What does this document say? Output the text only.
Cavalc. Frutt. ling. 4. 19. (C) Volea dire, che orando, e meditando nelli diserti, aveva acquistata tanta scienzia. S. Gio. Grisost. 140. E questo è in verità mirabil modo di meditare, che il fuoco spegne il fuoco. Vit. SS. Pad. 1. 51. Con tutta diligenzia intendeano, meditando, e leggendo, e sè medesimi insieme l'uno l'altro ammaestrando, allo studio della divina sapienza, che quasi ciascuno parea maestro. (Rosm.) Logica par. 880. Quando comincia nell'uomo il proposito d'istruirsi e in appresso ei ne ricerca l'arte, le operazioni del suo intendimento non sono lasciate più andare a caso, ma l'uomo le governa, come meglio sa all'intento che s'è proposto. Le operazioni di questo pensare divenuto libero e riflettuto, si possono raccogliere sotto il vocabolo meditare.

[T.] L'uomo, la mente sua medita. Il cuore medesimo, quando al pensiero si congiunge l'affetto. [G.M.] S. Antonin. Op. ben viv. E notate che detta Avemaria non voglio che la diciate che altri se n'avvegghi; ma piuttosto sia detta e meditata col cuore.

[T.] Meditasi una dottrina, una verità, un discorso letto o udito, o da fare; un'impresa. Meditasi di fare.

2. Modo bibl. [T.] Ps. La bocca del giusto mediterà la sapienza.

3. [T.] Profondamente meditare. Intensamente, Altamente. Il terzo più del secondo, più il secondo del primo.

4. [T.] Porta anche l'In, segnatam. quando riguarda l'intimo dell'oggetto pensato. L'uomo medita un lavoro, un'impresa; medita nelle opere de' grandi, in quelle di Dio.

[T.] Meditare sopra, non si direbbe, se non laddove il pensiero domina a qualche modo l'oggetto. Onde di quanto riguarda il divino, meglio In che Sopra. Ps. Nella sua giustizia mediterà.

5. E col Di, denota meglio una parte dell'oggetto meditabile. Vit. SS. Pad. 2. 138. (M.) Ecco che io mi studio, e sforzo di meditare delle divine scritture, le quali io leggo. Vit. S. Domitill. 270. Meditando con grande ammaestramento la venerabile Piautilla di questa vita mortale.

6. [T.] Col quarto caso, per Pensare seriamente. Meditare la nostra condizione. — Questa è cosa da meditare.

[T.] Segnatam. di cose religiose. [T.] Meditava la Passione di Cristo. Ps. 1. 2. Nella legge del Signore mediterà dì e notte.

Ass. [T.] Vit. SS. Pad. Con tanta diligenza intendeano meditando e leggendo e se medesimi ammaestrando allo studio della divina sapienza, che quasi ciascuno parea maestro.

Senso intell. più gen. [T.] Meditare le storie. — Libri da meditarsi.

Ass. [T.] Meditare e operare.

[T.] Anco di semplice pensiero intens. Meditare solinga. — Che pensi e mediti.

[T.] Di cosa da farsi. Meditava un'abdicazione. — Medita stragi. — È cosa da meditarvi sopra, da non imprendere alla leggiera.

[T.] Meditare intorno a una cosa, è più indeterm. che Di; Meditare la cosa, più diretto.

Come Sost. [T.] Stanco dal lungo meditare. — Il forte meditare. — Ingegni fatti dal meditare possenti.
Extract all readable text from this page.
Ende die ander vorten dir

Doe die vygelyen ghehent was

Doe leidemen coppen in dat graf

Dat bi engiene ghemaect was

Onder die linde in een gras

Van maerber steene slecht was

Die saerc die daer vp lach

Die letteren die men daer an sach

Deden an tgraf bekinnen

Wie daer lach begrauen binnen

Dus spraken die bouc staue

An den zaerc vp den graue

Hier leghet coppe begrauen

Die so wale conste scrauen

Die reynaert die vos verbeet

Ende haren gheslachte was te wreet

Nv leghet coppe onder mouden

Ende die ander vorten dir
....
**Job:** Print every line of the records exactly. Omit nothing.

**Result:**
What does this document say? Output the text only.
Cavalc. Frutt. ling. 4. 19. (C) Volea dire, che orando, e meditando nelli diserti, aveva acquistata tanta scienzia. S. Gio. Grisost. 140. E questo è in verità mirabil modo di meditare, che il fuoco spegne il fuoco. Vit. SS. Pad. 1. 51. Con tutta diligenzia intendeano, meditando, e leggendo, e sè medesimi insieme l'uno l'altro ammaestrando, allo studio della divina sapienza, che quasi ciascuno parea maestro. (Rosm.) Logica par. 880. Quando comincia nell'uomo il proposito d'istruirsi e in appresso ei ne ricerca l'arte, le operazioni del suo intendimento non sono lasciate più andare a caso, ma l'uomo le governa, come meglio sa all'intento che s'è proposto. Le operazioni di questo pensare divenuto libero e riflettuto, si possono raccogliere sotto il vocabolo meditare.

[T.] L'uomo, la mente sua medita. Il cuore medesimo, quando al pensiero si congiunge l'affetto. [G.M.] S. Antonin. Op. ben viv. E notate che detta Avemaria non voglio che la diciate che altri se n'avvegghi; ma piuttosto sia detta e meditata col cuore.

[T.] Meditasi una dottrina, una verità, un discorso letto o udito, o da fare; un'impresa. Meditasi di fare.

2. Modo bibl. [T.] Ps. La bocca del giusto mediterà la sapienza.

3. [T.] Profondamente meditare. Intensamente, Altamente. Il terzo più del secondo, più il secondo del primo.

4. [T.] Porta anche l'In, segnatam. quando riguarda l'intimo dell'oggetto pensato. L'uomo medita un lavoro, un'impresa; medita nelle opere de' grandi, in quelle di Dio.

[T.] Meditare sopra, non si direbbe, se non laddove il pensiero domina a qualche modo l'oggetto. Onde di quanto riguarda il divino, meglio In che Sopra. Ps. Nella sua giustizia mediterà.

5. E col Di, denota meglio una parte dell'oggetto meditabile. Vit. SS. Pad. 2. 138. (M.) Ecco che io mi studio, e sforzo di meditare delle divine scritture, le quali io leggo. Vit. S. Domitill. 270. Meditando con grande ammaestramento la venerabile Piautilla di questa vita mortale.

6. [T.] Col quarto caso, per Pensare seriamente. Meditare la nostra condizione. — Questa è cosa da meditare.

[T.] Segnatam. di cose religiose. [T.] Meditava la Passione di Cristo. Ps. 1. 2. Nella legge del Signore mediterà dì e notte.

Ass. [T.] Vit. SS. Pad. Con tanta diligenza intendeano meditando e leggendo e se medesimi ammaestrando allo studio della divina sapienza, che quasi ciascuno parea maestro.

Senso intell. più gen. [T.] Meditare le storie. — Libri da meditarsi.

Ass. [T.] Meditare e operare.

[T.] Anco di semplice pensiero intens. Meditare solinga. — Che pensi e mediti.

[T.] Di cosa da farsi. Meditava un'abdicazione. — Medita stragi. — È cosa da meditarvi sopra, da non imprendere alla leggiera.

[T.] Meditare intorno a una cosa, è più indeterm. che Di; Meditare la cosa, più diretto.

Come Sost. [T.] Stanco dal lungo meditare. — Il forte meditare. — Ingegni fatti dal meditare possenti.
Extract all readable text from this page.
Ende die ander vorten dir

Doe die vygelyen ghehent was

Doe leidemen coppen in dat graf

Dat bi engiene ghemaect was

Onder die linde in een gras

Van maerber steene slecht was

Die saerc die daer vp lach

Die letteren die men daer an sach

Deden an tgraf bekinnen

Wie daer lach begrauen binnen

Dus spraken die bouc staue

An den zaerc vp den graue

Hier leghet coppe begrauen

Die so wale conste scrauen

Die reynaert die vos verbeet

Ende haren gheslachte was te wreet

Nv leghet coppe onder mouden

Ende die ander vorten dir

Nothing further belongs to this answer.